*INSTRUCTIONS TO FOLLOW:*
Search the listing for "JSON" and copy every line where it appears.

*DATA FOR THE TASK:*
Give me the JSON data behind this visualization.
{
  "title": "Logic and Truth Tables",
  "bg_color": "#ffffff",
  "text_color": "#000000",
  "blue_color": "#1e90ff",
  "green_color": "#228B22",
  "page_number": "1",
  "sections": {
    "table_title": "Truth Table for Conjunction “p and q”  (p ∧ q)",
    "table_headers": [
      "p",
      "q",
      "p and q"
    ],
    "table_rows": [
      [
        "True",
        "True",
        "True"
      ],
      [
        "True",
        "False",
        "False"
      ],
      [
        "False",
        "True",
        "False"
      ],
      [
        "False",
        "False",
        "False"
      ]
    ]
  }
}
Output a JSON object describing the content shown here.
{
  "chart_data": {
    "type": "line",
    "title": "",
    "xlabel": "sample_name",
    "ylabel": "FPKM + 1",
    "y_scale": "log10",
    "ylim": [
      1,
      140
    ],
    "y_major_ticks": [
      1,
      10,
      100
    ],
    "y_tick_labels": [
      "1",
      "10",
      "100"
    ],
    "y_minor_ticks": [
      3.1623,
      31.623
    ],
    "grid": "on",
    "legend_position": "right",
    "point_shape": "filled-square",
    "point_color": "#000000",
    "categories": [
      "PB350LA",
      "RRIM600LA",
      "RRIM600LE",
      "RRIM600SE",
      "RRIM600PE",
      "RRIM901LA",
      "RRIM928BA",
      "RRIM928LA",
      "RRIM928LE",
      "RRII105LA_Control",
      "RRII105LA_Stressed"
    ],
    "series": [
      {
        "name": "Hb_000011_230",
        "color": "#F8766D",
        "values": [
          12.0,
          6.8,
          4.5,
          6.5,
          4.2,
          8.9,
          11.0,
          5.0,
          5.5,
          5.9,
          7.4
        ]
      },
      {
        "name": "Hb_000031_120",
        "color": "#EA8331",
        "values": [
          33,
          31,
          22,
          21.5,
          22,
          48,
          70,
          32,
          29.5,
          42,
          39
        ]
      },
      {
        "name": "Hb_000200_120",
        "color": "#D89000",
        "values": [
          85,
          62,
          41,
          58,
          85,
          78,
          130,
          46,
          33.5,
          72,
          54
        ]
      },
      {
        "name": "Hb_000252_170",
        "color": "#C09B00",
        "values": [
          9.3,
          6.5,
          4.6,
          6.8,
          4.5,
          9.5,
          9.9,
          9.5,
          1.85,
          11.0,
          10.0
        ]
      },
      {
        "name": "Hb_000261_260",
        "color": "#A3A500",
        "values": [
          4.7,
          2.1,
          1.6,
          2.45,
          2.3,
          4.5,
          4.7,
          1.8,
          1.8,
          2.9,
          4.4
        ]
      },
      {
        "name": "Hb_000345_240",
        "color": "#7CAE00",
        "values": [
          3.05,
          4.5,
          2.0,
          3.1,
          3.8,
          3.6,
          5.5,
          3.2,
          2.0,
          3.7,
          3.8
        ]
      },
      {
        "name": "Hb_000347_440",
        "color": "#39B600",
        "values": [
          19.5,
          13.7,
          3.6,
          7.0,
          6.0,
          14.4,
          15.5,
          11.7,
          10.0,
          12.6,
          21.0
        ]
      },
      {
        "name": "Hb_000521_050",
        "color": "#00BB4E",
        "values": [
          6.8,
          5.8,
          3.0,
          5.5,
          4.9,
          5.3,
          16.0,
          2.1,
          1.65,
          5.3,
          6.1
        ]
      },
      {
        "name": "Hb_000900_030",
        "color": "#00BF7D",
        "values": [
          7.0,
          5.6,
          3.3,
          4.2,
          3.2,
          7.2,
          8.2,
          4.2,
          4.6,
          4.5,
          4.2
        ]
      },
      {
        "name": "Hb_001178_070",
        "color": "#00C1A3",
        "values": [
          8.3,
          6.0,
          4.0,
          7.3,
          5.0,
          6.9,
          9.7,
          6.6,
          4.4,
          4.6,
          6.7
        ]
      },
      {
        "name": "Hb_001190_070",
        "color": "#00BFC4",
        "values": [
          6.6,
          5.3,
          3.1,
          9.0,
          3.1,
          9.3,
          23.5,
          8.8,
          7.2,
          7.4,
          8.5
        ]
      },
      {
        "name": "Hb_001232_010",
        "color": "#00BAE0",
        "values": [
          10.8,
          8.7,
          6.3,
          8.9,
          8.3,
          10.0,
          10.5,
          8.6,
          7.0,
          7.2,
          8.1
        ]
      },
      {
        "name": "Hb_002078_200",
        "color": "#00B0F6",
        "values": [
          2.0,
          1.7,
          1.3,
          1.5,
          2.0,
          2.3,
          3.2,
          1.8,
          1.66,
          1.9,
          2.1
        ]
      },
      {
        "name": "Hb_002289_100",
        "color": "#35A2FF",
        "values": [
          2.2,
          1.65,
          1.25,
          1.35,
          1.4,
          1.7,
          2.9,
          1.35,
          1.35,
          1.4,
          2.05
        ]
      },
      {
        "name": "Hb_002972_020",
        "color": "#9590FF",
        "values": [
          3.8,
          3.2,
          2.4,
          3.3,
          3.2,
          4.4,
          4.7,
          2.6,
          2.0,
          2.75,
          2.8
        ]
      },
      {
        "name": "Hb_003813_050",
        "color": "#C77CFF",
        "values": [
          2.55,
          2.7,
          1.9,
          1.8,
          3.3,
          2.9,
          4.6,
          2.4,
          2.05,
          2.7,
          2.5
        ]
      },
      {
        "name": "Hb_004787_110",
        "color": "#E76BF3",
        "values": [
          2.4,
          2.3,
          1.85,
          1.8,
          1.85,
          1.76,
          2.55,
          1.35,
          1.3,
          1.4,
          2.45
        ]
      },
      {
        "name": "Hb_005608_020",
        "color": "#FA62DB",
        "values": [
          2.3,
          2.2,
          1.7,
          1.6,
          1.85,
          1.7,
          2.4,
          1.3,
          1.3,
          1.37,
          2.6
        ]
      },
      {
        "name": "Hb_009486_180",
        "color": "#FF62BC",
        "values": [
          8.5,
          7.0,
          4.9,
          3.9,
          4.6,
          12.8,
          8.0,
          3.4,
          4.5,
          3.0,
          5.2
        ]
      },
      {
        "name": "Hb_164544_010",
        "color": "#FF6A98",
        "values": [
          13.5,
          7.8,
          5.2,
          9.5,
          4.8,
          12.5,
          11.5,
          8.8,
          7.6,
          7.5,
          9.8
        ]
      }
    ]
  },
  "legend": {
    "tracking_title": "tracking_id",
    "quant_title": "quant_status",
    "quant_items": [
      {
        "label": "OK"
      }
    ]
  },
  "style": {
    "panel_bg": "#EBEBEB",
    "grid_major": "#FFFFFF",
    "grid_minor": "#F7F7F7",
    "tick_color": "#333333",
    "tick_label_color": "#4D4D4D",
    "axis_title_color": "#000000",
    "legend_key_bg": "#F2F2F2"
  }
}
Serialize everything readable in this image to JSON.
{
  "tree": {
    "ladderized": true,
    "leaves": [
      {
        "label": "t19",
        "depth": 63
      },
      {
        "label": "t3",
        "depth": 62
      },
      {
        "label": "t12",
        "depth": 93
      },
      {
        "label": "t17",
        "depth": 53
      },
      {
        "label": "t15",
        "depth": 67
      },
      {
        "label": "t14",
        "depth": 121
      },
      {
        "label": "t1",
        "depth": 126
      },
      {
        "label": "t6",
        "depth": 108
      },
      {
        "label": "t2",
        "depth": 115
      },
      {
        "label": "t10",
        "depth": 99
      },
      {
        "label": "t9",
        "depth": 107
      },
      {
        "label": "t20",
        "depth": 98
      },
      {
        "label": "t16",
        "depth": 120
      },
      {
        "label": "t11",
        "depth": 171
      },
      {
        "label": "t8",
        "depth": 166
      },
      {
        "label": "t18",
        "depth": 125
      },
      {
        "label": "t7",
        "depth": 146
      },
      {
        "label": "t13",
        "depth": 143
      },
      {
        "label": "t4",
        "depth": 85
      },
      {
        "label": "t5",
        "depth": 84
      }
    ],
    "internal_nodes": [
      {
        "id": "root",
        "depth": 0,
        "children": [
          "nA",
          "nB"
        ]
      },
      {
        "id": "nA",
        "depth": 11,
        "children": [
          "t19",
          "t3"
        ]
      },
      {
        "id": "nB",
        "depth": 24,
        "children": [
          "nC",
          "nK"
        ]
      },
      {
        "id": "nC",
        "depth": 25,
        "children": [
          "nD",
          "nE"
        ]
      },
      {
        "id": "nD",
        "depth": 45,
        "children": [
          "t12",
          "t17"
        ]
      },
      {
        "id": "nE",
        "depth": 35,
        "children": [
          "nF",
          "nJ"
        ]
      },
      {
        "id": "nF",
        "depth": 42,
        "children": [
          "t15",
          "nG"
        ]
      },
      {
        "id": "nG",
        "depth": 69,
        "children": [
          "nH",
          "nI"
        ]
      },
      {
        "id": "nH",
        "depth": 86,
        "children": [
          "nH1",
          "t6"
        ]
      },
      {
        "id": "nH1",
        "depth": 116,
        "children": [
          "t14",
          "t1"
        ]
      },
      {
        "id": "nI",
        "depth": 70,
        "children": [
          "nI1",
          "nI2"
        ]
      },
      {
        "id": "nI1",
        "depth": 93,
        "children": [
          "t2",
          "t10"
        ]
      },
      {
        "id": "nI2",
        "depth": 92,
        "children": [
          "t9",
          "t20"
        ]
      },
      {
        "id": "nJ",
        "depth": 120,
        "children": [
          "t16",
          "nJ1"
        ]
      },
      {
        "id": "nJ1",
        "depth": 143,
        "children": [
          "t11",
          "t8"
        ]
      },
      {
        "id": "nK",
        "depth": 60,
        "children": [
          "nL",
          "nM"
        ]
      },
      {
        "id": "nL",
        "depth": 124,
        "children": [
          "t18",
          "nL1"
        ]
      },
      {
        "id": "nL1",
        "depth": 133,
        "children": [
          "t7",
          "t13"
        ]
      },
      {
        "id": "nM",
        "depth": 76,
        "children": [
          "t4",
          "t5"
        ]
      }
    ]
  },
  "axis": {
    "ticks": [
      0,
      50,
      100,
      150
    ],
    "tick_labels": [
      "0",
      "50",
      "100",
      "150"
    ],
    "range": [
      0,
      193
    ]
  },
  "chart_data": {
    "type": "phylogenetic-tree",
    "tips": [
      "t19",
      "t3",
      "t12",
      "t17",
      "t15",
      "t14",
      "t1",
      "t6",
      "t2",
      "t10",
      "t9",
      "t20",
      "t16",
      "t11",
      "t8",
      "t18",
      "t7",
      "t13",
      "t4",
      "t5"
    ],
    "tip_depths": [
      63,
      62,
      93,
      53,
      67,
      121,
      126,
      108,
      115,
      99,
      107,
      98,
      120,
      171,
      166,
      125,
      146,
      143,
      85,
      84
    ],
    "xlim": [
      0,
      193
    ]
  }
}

*EXPECTED ANSWER:*
Give me the JSON data behind this visualization.
Output a JSON object describing the content shown here.
Serialize everything readable in this image to JSON.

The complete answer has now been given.